Textauszug:
· · · · ·

Erinnerungskultur in Berlin: Die koloniale Vergangenheit sichtbar machen
Berlin postkolonial: Performances, Rundgänge und Straßenumbenennungen bringen an diesem Sonntag im öffentlichen Raum versteckte Geschichte ans Licht.
Otto von Bismarcks Kopf, wenn auch aus Lehm, rollt über den Boden. Er wird getreten, sein Gesicht mit Dreck beschmutzt. Von oben auf ihn herab guckt sein gigantisches Spiegelbild, samt massigem Körper, eine Riesenskulptur. „Ich habe Afrika aufgeteilt und erobert“, verkündet eine große Sprechblase, die an einem Stecken befestigt ist. Mit dieser Performance rund um das 1901 eingeweihte Bismarck-Nationaldenkmal sorgte der portugiesische Künstler Márcio Carvalho kürzlich im Tiergarten für Verwunderung. Am Sonntag, 17. Juni, schreitet er an selber Stelle, unweit vom Großen Stern, erneut zur Tat.
Damit mischt er sich ein in den Streit um die europäische Kolonialvergangenheit und postkoloniale Erinnerungskultur. Während Kunsthistoriker, Wissenschaftler und Politiker diese brisanten Themen in Museen und Universitäten diskutieren, verhandeln Künstler wie Carvalho sie längst an einem anderen Ort: im öffentlichen Raum. Die Debatte um koloniale Raubkunst, Provenienzforschung und postkoloniale Ausstellungskonzepte wird derzeit nicht nur in Deutschland heftig geführt.
Durch die Ankündigung des französischen Präsidenten Emmanuel Macron, Kunst der Kolonialzeit umfangreich restituieren zu wollen, und die Entsendung einer entsprechenden Kommission, zu der auch die Berliner Kunsthistorikerin Bénédicte Savoy gehört, hat sie auf europäischer Ebene insgesamt eine neue Dringlichkeit gewonnen. In Berlin steht das Thema aufgrund des näherrückenden Eröffnungstermins vom Humboldt-Forum im Fokus, in dem die Ethnologischen Sammlungen zu sehen sein werden. Aktuell zeigt die Berlin-Biennale, wie ein kreativer Umgang mit Kolonialgeschichte aussehen kann.
„Gegen-Monumentalisierung“ mit lebendigen Körpern
Im öffentlichen Raum prägen Erinnerungsorte wie Denkmäler, Statuen und Straßennamen die Selbstwahrnehmung einer Gesellschaft, ja einer ganzen Nation. Sie geben der Gegenwart einen Rahmen. Doch Geschichte ist, was weitergegeben wird. Aber woran wird erinnert? Und woran nicht? Was bedeutet es im Jahr 2018, wenn die mächtigen Männer von gestern und vorgestern in Übergröße das Stadtbild prägen?

· · · · ·

Beschriftete Bereichseinträge:
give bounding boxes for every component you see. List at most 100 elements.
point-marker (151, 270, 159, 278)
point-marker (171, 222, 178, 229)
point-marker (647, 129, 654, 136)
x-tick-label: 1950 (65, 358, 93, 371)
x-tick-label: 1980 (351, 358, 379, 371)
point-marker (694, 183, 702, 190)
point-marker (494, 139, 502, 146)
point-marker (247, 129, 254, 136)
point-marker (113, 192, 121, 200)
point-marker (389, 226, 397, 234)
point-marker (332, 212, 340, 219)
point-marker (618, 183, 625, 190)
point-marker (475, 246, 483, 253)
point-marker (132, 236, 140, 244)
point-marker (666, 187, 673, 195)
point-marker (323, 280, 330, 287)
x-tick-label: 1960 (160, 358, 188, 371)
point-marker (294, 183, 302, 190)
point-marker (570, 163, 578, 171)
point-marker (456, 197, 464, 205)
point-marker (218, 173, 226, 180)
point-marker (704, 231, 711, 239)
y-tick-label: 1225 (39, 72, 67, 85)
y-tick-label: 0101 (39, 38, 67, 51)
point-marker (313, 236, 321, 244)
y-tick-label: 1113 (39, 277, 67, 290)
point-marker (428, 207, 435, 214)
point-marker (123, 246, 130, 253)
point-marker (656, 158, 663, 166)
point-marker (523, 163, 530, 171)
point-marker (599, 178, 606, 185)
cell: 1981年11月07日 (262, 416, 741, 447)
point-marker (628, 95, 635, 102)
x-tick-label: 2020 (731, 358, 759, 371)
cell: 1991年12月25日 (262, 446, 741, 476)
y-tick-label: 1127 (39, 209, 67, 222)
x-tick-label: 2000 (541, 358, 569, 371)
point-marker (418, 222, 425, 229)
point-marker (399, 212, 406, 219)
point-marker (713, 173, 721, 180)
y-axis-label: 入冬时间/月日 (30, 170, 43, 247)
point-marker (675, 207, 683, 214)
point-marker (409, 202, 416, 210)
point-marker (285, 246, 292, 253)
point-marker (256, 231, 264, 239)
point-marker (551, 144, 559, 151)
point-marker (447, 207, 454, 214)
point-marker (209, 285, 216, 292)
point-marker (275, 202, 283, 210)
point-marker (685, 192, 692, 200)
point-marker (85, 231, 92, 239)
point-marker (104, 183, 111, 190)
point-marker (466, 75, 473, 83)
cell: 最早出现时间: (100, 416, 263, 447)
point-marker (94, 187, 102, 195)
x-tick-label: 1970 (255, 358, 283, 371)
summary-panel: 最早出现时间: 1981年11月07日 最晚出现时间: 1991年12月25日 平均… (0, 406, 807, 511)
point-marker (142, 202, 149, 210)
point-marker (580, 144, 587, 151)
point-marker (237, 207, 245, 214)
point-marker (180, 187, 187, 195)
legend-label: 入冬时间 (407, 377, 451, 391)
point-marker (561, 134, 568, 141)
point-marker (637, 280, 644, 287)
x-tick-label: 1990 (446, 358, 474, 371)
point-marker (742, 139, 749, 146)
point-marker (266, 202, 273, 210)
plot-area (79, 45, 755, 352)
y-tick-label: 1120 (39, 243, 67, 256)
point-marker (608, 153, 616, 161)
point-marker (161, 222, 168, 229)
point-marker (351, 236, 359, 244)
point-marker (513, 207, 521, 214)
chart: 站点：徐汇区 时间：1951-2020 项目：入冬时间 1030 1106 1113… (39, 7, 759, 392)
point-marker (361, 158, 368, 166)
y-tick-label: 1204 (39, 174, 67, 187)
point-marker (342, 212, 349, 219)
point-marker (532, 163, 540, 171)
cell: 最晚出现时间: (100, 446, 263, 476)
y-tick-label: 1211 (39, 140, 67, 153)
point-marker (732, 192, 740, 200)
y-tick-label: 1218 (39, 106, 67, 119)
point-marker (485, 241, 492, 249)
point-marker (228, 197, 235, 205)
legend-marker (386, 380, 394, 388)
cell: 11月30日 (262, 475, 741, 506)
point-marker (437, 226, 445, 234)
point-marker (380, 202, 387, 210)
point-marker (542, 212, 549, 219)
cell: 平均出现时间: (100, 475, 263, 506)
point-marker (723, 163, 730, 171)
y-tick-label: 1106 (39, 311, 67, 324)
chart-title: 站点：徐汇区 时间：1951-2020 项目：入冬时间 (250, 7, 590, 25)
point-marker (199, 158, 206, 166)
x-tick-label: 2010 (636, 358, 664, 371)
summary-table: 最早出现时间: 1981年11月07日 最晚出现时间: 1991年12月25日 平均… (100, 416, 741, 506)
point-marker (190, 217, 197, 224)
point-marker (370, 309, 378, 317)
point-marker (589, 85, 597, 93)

· · · · ·

Die Aufgabe:
Beantworten Sie mithilfe des Textauszugs über Berlins koloniale Vergangenheit die folgenden Fragen:
(a) In welchem Jahr wurde das Bismarck-Nationaldenkmal eingeweiht?
(b) Welche Berliner Kunsthistorikerin gehört der von Emmanuel Macron entsandten Kommission an?
(c) Was wird im Humboldt-Forum zu sehen sein?

Lösung:
(a) 1901
(b) Bénédicte Savoy
(c) Die Ethnologischen Sammlungen